WHAT IS REQUIRED
Your task is to print all of the data word for word.

Source data:
# # #
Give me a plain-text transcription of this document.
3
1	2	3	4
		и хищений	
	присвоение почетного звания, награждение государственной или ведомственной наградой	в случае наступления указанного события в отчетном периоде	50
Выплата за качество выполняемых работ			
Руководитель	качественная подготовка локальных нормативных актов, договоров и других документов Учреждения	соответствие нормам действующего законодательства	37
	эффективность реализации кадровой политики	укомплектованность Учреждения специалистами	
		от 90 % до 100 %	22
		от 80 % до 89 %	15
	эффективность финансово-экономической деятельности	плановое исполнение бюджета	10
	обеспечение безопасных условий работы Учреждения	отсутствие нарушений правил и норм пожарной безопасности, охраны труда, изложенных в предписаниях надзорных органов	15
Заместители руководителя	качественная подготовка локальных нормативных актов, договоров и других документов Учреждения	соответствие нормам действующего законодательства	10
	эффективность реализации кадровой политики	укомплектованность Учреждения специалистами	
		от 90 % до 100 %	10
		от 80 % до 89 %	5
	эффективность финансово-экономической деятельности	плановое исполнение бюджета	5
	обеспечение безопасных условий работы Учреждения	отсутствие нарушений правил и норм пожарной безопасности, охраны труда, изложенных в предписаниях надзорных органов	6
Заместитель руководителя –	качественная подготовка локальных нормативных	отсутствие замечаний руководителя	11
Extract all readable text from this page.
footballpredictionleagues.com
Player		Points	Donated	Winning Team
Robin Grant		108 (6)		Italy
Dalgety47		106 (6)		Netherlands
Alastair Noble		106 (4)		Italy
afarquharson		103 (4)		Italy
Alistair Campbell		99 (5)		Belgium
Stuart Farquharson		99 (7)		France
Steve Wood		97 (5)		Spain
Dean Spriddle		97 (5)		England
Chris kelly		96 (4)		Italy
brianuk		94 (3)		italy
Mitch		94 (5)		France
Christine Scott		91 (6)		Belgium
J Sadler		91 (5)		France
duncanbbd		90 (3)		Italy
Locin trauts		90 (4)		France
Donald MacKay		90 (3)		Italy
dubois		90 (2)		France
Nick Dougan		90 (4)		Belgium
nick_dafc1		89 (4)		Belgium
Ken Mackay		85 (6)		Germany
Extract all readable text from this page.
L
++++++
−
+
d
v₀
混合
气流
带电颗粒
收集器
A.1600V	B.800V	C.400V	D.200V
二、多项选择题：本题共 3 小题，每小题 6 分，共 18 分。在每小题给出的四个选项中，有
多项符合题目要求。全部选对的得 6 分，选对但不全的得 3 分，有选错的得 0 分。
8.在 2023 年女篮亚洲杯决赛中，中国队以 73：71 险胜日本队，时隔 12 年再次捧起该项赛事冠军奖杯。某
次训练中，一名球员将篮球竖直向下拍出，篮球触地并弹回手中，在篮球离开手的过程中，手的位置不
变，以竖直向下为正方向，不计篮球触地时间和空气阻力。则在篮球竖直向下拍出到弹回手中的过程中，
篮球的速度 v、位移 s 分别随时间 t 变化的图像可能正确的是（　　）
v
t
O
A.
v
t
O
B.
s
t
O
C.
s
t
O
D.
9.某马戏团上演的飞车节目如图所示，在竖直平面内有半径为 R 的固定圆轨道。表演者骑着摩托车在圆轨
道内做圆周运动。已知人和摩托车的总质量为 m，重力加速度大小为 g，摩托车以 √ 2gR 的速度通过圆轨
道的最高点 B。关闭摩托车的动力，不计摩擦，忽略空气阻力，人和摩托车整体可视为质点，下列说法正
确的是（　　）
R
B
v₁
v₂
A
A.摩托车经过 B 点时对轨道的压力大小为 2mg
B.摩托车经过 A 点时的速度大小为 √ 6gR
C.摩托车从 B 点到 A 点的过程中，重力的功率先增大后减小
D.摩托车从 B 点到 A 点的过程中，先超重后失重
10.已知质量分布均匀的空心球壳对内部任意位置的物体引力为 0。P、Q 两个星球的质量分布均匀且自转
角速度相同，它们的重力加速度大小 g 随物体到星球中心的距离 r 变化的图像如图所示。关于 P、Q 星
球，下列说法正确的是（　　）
# # #
FULL SOLUTION
Give me a plain-text transcription of this document.
3
1	2	3	4
		и хищений	
	присвоение почетного звания, награждение государственной или ведомственной наградой	в случае наступления указанного события в отчетном периоде	50
Выплата за качество выполняемых работ			
Руководитель	качественная подготовка локальных нормативных актов, договоров и других документов Учреждения	соответствие нормам действующего законодательства	37
	эффективность реализации кадровой политики	укомплектованность Учреждения специалистами	
		от 90 % до 100 %	22
		от 80 % до 89 %	15
	эффективность финансово-экономической деятельности	плановое исполнение бюджета	10
	обеспечение безопасных условий работы Учреждения	отсутствие нарушений правил и норм пожарной безопасности, охраны труда, изложенных в предписаниях надзорных органов	15
Заместители руководителя	качественная подготовка локальных нормативных актов, договоров и других документов Учреждения	соответствие нормам действующего законодательства	10
	эффективность реализации кадровой политики	укомплектованность Учреждения специалистами	
		от 90 % до 100 %	10
		от 80 % до 89 %	5
	эффективность финансово-экономической деятельности	плановое исполнение бюджета	5
	обеспечение безопасных условий работы Учреждения	отсутствие нарушений правил и норм пожарной безопасности, охраны труда, изложенных в предписаниях надзорных органов	6
Заместитель руководителя –	качественная подготовка локальных нормативных	отсутствие замечаний руководителя	11
Extract all readable text from this page.
footballpredictionleagues.com
Player		Points	Donated	Winning Team
Robin Grant		108 (6)		Italy
Dalgety47		106 (6)		Netherlands
Alastair Noble		106 (4)		Italy
afarquharson		103 (4)		Italy
Alistair Campbell		99 (5)		Belgium
Stuart Farquharson		99 (7)		France
Steve Wood		97 (5)		Spain
Dean Spriddle		97 (5)		England
Chris kelly		96 (4)		Italy
brianuk		94 (3)		italy
Mitch		94 (5)		France
Christine Scott		91 (6)		Belgium
J Sadler		91 (5)		France
duncanbbd		90 (3)		Italy
Locin trauts		90 (4)		France
Donald MacKay		90 (3)		Italy
dubois		90 (2)		France
Nick Dougan		90 (4)		Belgium
nick_dafc1		89 (4)		Belgium
Ken Mackay		85 (6)		Germany
Extract all readable text from this page.
L
++++++
−
+
d
v₀
混合
气流
带电颗粒
收集器
A.1600V	B.800V	C.400V	D.200V
二、多项选择题：本题共 3 小题，每小题 6 分，共 18 分。在每小题给出的四个选项中，有
多项符合题目要求。全部选对的得 6 分，选对但不全的得 3 分，有选错的得 0 分。
8.在 2023 年女篮亚洲杯决赛中，中国队以 73：71 险胜日本队，时隔 12 年再次捧起该项赛事冠军奖杯。某
次训练中，一名球员将篮球竖直向下拍出，篮球触地并弹回手中，在篮球离开手的过程中，手的位置不
变，以竖直向下为正方向，不计篮球触地时间和空气阻力。则在篮球竖直向下拍出到弹回手中的过程中，
篮球的速度 v、位移 s 分别随时间 t 变化的图像可能正确的是（　　）
v
t
O
A.
v
t
O
B.
s
t
O
C.
s
t
O
D.
9.某马戏团上演的飞车节目如图所示，在竖直平面内有半径为 R 的固定圆轨道。表演者骑着摩托车在圆轨
道内做圆周运动。已知人和摩托车的总质量为 m，重力加速度大小为 g，摩托车以 √ 2gR 的速度通过圆轨
道的最高点 B。关闭摩托车的动力，不计摩擦，忽略空气阻力，人和摩托车整体可视为质点，下列说法正
确的是（　　）
R
B
v₁
v₂
A
A.摩托车经过 B 点时对轨道的压力大小为 2mg
B.摩托车经过 A 点时的速度大小为 √ 6gR
C.摩托车从 B 点到 A 点的过程中，重力的功率先增大后减小
D.摩托车从 B 点到 A 点的过程中，先超重后失重
10.已知质量分布均匀的空心球壳对内部任意位置的物体引力为 0。P、Q 两个星球的质量分布均匀且自转
角速度相同，它们的重力加速度大小 g 随物体到星球中心的距离 r 变化的图像如图所示。关于 P、Q 星
球，下列说法正确的是（　　）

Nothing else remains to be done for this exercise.